┌──

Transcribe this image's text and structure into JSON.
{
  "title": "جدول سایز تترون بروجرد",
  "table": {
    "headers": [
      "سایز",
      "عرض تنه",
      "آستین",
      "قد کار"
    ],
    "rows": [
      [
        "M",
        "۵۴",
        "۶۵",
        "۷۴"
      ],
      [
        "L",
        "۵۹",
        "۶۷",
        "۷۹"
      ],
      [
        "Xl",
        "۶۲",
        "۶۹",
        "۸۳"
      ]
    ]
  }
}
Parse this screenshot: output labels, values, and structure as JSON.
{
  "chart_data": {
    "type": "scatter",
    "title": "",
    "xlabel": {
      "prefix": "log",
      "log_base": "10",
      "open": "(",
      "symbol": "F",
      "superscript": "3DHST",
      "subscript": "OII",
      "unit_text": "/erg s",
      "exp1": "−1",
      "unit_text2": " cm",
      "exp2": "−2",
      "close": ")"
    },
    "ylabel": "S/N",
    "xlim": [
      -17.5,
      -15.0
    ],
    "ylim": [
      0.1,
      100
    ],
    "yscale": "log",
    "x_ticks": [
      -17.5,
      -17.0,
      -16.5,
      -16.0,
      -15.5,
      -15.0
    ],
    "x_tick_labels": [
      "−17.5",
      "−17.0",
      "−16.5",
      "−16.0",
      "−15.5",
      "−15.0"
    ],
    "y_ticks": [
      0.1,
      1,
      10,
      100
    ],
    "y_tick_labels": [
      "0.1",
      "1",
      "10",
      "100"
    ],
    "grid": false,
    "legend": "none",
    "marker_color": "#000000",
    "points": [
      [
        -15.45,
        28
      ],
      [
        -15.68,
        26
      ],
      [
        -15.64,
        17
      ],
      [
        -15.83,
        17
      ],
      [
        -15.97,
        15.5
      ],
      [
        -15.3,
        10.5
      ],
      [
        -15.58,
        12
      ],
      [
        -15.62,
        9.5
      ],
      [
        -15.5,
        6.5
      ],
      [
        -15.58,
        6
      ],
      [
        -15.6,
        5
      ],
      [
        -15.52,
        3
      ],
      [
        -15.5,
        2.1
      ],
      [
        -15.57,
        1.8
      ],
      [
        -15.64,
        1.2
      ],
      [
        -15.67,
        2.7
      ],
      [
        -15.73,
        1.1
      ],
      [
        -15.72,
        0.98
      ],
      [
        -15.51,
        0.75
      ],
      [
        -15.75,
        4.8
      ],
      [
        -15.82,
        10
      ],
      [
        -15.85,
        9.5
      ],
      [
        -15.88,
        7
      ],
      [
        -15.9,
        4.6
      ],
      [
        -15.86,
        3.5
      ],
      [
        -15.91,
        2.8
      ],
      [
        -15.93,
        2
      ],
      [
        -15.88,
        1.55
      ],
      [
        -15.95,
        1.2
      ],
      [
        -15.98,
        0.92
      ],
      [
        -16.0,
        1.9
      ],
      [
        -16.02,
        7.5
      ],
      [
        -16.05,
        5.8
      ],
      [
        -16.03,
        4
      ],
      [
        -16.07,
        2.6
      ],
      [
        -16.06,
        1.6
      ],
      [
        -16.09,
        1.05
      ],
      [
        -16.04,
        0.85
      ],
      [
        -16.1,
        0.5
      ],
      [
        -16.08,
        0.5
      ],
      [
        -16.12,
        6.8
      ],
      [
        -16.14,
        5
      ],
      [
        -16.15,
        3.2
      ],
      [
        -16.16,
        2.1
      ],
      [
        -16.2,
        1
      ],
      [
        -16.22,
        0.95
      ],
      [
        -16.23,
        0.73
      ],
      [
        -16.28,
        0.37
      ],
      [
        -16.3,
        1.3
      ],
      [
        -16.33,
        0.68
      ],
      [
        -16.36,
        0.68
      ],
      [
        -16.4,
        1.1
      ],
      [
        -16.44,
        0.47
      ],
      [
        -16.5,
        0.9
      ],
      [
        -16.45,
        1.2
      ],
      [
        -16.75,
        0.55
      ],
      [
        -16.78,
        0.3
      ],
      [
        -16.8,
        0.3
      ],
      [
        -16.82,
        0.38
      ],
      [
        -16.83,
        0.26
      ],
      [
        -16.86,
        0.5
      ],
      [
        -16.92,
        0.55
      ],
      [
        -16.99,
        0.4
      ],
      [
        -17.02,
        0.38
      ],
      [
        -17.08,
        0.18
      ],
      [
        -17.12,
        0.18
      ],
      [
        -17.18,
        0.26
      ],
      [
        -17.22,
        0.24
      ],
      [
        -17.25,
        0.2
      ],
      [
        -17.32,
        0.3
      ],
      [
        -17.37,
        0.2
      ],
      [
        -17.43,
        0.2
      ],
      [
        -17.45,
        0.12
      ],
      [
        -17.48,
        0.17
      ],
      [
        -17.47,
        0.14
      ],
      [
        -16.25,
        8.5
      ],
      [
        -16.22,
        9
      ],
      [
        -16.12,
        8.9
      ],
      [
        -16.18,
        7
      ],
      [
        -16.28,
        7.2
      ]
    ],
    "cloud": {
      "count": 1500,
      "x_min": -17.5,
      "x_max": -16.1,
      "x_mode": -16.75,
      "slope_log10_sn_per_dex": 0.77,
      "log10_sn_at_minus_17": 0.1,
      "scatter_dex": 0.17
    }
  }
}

└──

WRITTEN EXERCISE: Quote the whole listing above, leaving nothing out.

OUTPUT OF THE EXERCISE:
Transcribe this image's text and structure into JSON.
{
  "title": "جدول سایز تترون بروجرد",
  "table": {
    "headers": [
      "سایز",
      "عرض تنه",
      "آستین",
      "قد کار"
    ],
    "rows": [
      [
        "M",
        "۵۴",
        "۶۵",
        "۷۴"
      ],
      [
        "L",
        "۵۹",
        "۶۷",
        "۷۹"
      ],
      [
        "Xl",
        "۶۲",
        "۶۹",
        "۸۳"
      ]
    ]
  }
}
Parse this screenshot: output labels, values, and structure as JSON.
{
  "chart_data": {
    "type": "scatter",
    "title": "",
    "xlabel": {
      "prefix": "log",
      "log_base": "10",
      "open": "(",
      "symbol": "F",
      "superscript": "3DHST",
      "subscript": "OII",
      "unit_text": "/erg s",
      "exp1": "−1",
      "unit_text2": " cm",
      "exp2": "−2",
      "close": ")"
    },
    "ylabel": "S/N",
    "xlim": [
      -17.5,
      -15.0
    ],
    "ylim": [
      0.1,
      100
    ],
    "yscale": "log",
    "x_ticks": [
      -17.5,
      -17.0,
      -16.5,
      -16.0,
      -15.5,
      -15.0
    ],
    "x_tick_labels": [
      "−17.5",
      "−17.0",
      "−16.5",
      "−16.0",
      "−15.5",
      "−15.0"
    ],
    "y_ticks": [
      0.1,
      1,
      10,
      100
    ],
    "y_tick_labels": [
      "0.1",
      "1",
      "10",
      "100"
    ],
    "grid": false,
    "legend": "none",
    "marker_color": "#000000",
    "points": [
      [
        -15.45,
        28
      ],
      [
        -15.68,
        26
      ],
      [
        -15.64,
        17
      ],
      [
        -15.83,
        17
      ],
      [
        -15.97,
        15.5
      ],
      [
        -15.3,
        10.5
      ],
      [
        -15.58,
        12
      ],
      [
        -15.62,
        9.5
      ],
      [
        -15.5,
        6.5
      ],
      [
        -15.58,
        6
      ],
      [
        -15.6,
        5
      ],
      [
        -15.52,
        3
      ],
      [
        -15.5,
        2.1
      ],
      [
        -15.57,
        1.8
      ],
      [
        -15.64,
        1.2
      ],
      [
        -15.67,
        2.7
      ],
      [
        -15.73,
        1.1
      ],
      [
        -15.72,
        0.98
      ],
      [
        -15.51,
        0.75
      ],
      [
        -15.75,
        4.8
      ],
      [
        -15.82,
        10
      ],
      [
        -15.85,
        9.5
      ],
      [
        -15.88,
        7
      ],
      [
        -15.9,
        4.6
      ],
      [
        -15.86,
        3.5
      ],
      [
        -15.91,
        2.8
      ],
      [
        -15.93,
        2
      ],
      [
        -15.88,
        1.55
      ],
      [
        -15.95,
        1.2
      ],
      [
        -15.98,
        0.92
      ],
      [
        -16.0,
        1.9
      ],
      [
        -16.02,
        7.5
      ],
      [
        -16.05,
        5.8
      ],
      [
        -16.03,
        4
      ],
      [
        -16.07,
        2.6
      ],
      [
        -16.06,
        1.6
      ],
      [
        -16.09,
        1.05
      ],
      [
        -16.04,
        0.85
      ],
      [
        -16.1,
        0.5
      ],
      [
        -16.08,
        0.5
      ],
      [
        -16.12,
        6.8
      ],
      [
        -16.14,
        5
      ],
      [
        -16.15,
        3.2
      ],
      [
        -16.16,
        2.1
      ],
      [
        -16.2,
        1
      ],
      [
        -16.22,
        0.95
      ],
      [
        -16.23,
        0.73
      ],
      [
        -16.28,
        0.37
      ],
      [
        -16.3,
        1.3
      ],
      [
        -16.33,
        0.68
      ],
      [
        -16.36,
        0.68
      ],
      [
        -16.4,
        1.1
      ],
      [
        -16.44,
        0.47
      ],
      [
        -16.5,
        0.9
      ],
      [
        -16.45,
        1.2
      ],
      [
        -16.75,
        0.55
      ],
      [
        -16.78,
        0.3
      ],
      [
        -16.8,
        0.3
      ],
      [
        -16.82,
        0.38
      ],
      [
        -16.83,
        0.26
      ],
      [
        -16.86,
        0.5
      ],
      [
        -16.92,
        0.55
      ],
      [
        -16.99,
        0.4
      ],
      [
        -17.02,
        0.38
      ],
      [
        -17.08,
        0.18
      ],
      [
        -17.12,
        0.18
      ],
      [
        -17.18,
        0.26
      ],
      [
        -17.22,
        0.24
      ],
      [
        -17.25,
        0.2
      ],
      [
        -17.32,
        0.3
      ],
      [
        -17.37,
        0.2
      ],
      [
        -17.43,
        0.2
      ],
      [
        -17.45,
        0.12
      ],
      [
        -17.48,
        0.17
      ],
      [
        -17.47,
        0.14
      ],
      [
        -16.25,
        8.5
      ],
      [
        -16.22,
        9
      ],
      [
        -16.12,
        8.9
      ],
      [
        -16.18,
        7
      ],
      [
        -16.28,
        7.2
      ]
    ],
    "cloud": {
      "count": 1500,
      "x_min": -17.5,
      "x_max": -16.1,
      "x_mode": -16.75,
      "slope_log10_sn_per_dex": 0.77,
      "log10_sn_at_minus_17": 0.1,
      "scatter_dex": 0.17
    }
  }
}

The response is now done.